[What the task requires] Every line from the one with "Output the text content of this document." through the end of the records below should be restated word for word, and nothing outside that span.

[Provided records]
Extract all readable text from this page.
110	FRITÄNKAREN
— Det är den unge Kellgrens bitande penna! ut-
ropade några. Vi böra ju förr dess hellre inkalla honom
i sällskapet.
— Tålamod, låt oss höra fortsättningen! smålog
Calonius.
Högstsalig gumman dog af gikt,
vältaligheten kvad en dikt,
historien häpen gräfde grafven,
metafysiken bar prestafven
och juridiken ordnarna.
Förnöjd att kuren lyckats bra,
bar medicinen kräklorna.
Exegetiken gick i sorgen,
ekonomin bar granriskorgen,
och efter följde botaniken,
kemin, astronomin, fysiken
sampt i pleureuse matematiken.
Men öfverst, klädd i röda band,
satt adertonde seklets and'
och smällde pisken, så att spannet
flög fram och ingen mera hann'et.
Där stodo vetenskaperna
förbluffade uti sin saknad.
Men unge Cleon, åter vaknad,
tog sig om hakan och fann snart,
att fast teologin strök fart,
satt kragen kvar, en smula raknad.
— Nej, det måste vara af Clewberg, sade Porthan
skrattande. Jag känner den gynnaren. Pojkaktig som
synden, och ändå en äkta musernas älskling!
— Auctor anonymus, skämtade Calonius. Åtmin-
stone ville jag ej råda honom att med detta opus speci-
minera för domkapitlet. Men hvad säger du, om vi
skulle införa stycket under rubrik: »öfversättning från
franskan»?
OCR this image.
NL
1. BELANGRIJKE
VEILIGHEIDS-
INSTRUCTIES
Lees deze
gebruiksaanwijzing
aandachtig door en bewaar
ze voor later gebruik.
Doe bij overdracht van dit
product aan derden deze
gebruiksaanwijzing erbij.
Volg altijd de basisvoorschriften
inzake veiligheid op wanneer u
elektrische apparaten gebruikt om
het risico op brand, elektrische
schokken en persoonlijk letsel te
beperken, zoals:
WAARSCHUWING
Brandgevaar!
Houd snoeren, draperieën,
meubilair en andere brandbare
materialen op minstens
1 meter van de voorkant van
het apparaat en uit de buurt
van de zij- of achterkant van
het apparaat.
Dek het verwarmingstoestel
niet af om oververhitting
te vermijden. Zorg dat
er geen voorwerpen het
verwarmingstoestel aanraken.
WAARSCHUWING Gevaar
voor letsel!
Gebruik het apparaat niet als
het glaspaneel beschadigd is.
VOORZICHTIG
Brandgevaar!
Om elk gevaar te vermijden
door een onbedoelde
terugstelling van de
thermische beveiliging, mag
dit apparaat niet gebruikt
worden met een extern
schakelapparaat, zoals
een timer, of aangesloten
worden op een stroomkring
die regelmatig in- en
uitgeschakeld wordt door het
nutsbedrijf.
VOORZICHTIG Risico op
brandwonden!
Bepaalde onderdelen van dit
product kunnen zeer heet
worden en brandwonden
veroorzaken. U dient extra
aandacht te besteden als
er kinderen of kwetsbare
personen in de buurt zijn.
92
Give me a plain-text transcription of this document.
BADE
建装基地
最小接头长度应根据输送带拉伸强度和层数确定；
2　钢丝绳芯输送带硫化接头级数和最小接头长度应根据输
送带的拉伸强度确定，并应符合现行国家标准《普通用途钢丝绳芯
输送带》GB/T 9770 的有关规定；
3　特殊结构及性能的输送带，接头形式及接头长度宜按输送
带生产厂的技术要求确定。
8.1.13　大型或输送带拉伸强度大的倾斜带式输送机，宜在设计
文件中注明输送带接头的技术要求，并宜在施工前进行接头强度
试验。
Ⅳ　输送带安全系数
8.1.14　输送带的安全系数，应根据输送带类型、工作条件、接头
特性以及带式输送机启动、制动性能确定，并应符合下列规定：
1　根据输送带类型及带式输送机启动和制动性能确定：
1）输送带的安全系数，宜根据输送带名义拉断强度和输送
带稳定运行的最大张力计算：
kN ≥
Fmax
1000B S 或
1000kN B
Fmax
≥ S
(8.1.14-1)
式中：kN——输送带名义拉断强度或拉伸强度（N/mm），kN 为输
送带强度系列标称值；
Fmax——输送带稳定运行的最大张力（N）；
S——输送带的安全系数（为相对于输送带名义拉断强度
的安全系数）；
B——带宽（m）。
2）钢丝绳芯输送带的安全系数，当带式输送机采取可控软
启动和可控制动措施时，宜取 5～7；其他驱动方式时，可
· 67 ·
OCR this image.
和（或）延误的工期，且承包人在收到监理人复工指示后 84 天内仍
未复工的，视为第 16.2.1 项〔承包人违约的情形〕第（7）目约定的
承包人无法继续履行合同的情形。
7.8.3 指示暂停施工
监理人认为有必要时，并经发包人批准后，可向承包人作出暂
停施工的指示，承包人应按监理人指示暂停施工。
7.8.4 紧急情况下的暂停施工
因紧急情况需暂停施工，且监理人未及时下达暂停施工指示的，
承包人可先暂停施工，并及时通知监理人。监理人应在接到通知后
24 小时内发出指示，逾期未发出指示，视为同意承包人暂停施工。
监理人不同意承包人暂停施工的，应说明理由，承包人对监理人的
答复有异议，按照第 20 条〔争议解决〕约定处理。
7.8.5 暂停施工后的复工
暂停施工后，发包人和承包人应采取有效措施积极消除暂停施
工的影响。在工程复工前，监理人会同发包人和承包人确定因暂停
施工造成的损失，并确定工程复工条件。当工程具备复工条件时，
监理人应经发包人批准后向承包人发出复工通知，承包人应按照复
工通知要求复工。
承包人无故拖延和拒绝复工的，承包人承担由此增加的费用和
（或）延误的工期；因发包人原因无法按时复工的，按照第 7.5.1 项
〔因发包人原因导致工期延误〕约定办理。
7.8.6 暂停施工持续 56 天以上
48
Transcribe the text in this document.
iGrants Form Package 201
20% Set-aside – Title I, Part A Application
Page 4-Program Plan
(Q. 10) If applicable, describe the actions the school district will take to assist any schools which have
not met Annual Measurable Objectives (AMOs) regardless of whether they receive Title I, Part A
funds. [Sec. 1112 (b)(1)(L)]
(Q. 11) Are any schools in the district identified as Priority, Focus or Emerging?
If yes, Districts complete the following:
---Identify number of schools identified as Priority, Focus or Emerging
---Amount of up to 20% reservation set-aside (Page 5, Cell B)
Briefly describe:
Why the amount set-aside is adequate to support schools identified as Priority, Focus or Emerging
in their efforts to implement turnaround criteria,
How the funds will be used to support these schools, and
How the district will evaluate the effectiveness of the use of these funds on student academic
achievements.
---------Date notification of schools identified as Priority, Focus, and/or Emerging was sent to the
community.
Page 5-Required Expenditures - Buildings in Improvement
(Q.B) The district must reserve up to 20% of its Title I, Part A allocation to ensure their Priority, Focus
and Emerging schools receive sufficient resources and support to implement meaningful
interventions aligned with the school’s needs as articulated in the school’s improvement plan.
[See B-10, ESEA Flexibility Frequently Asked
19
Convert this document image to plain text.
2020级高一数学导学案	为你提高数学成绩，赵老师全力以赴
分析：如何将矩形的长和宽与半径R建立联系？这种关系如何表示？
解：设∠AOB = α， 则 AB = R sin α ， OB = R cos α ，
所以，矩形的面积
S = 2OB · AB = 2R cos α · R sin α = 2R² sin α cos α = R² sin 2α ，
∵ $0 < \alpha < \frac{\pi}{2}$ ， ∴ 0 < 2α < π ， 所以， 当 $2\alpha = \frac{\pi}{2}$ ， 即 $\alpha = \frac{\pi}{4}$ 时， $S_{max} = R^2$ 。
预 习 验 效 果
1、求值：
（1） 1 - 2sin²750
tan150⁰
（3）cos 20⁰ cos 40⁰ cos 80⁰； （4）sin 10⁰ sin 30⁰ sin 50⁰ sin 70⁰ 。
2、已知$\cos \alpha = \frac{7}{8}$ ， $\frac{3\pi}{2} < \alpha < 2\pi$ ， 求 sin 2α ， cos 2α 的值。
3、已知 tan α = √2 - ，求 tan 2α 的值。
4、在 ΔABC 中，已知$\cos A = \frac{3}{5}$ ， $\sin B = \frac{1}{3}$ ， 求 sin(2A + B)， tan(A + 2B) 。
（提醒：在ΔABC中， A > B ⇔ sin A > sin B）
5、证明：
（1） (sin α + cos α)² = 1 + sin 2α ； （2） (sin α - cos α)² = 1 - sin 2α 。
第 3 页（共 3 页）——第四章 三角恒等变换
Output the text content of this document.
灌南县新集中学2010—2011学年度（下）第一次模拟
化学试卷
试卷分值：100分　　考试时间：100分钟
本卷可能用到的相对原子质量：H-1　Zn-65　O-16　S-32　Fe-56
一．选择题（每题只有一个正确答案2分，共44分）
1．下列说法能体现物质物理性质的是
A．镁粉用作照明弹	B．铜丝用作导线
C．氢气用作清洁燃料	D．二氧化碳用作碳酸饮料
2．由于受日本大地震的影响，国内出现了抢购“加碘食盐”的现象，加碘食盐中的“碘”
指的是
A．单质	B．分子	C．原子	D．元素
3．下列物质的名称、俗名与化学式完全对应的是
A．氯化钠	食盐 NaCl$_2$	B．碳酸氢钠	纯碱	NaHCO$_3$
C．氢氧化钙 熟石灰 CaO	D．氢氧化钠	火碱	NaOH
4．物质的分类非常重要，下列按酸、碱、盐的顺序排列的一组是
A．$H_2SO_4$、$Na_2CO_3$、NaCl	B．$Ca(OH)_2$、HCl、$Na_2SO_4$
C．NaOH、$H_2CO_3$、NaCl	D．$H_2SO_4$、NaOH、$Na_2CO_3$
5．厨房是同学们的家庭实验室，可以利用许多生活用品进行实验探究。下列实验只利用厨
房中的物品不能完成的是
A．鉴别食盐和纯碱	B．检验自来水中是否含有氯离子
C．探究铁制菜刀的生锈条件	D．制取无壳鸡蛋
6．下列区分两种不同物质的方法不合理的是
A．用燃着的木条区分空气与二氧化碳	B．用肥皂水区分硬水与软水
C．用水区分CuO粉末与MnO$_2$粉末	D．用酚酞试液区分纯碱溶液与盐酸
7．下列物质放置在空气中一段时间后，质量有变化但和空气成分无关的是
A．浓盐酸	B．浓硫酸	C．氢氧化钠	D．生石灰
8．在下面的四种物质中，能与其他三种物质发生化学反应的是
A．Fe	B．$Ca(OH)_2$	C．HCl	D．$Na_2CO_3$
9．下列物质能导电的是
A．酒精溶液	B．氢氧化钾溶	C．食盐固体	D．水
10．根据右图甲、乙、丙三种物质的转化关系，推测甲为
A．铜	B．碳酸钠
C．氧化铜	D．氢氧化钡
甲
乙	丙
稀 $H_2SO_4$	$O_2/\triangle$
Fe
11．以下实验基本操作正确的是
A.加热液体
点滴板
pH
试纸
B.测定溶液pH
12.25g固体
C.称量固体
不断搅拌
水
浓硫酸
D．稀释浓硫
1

[Task output]
Output the text content of this document.
灌南县新集中学2010—2011学年度（下）第一次模拟
化学试卷
试卷分值：100分　　考试时间：100分钟
本卷可能用到的相对原子质量：H-1　Zn-65　O-16　S-32　Fe-56
一．选择题（每题只有一个正确答案2分，共44分）
1．下列说法能体现物质物理性质的是
A．镁粉用作照明弹	B．铜丝用作导线
C．氢气用作清洁燃料	D．二氧化碳用作碳酸饮料
2．由于受日本大地震的影响，国内出现了抢购“加碘食盐”的现象，加碘食盐中的“碘”
指的是
A．单质	B．分子	C．原子	D．元素
3．下列物质的名称、俗名与化学式完全对应的是
A．氯化钠	食盐 NaCl$_2$	B．碳酸氢钠	纯碱	NaHCO$_3$
C．氢氧化钙 熟石灰 CaO	D．氢氧化钠	火碱	NaOH
4．物质的分类非常重要，下列按酸、碱、盐的顺序排列的一组是
A．$H_2SO_4$、$Na_2CO_3$、NaCl	B．$Ca(OH)_2$、HCl、$Na_2SO_4$
C．NaOH、$H_2CO_3$、NaCl	D．$H_2SO_4$、NaOH、$Na_2CO_3$
5．厨房是同学们的家庭实验室，可以利用许多生活用品进行实验探究。下列实验只利用厨
房中的物品不能完成的是
A．鉴别食盐和纯碱	B．检验自来水中是否含有氯离子
C．探究铁制菜刀的生锈条件	D．制取无壳鸡蛋
6．下列区分两种不同物质的方法不合理的是
A．用燃着的木条区分空气与二氧化碳	B．用肥皂水区分硬水与软水
C．用水区分CuO粉末与MnO$_2$粉末	D．用酚酞试液区分纯碱溶液与盐酸
7．下列物质放置在空气中一段时间后，质量有变化但和空气成分无关的是
A．浓盐酸	B．浓硫酸	C．氢氧化钠	D．生石灰
8．在下面的四种物质中，能与其他三种物质发生化学反应的是
A．Fe	B．$Ca(OH)_2$	C．HCl	D．$Na_2CO_3$
9．下列物质能导电的是
A．酒精溶液	B．氢氧化钾溶	C．食盐固体	D．水
10．根据右图甲、乙、丙三种物质的转化关系，推测甲为
A．铜	B．碳酸钠
C．氧化铜	D．氢氧化钡
甲
乙	丙
稀 $H_2SO_4$	$O_2/\triangle$
Fe
11．以下实验基本操作正确的是
A.加热液体
点滴板
pH
试纸
B.测定溶液pH
12.25g固体
C.称量固体
不断搅拌
水
浓硫酸
D．稀释浓硫
1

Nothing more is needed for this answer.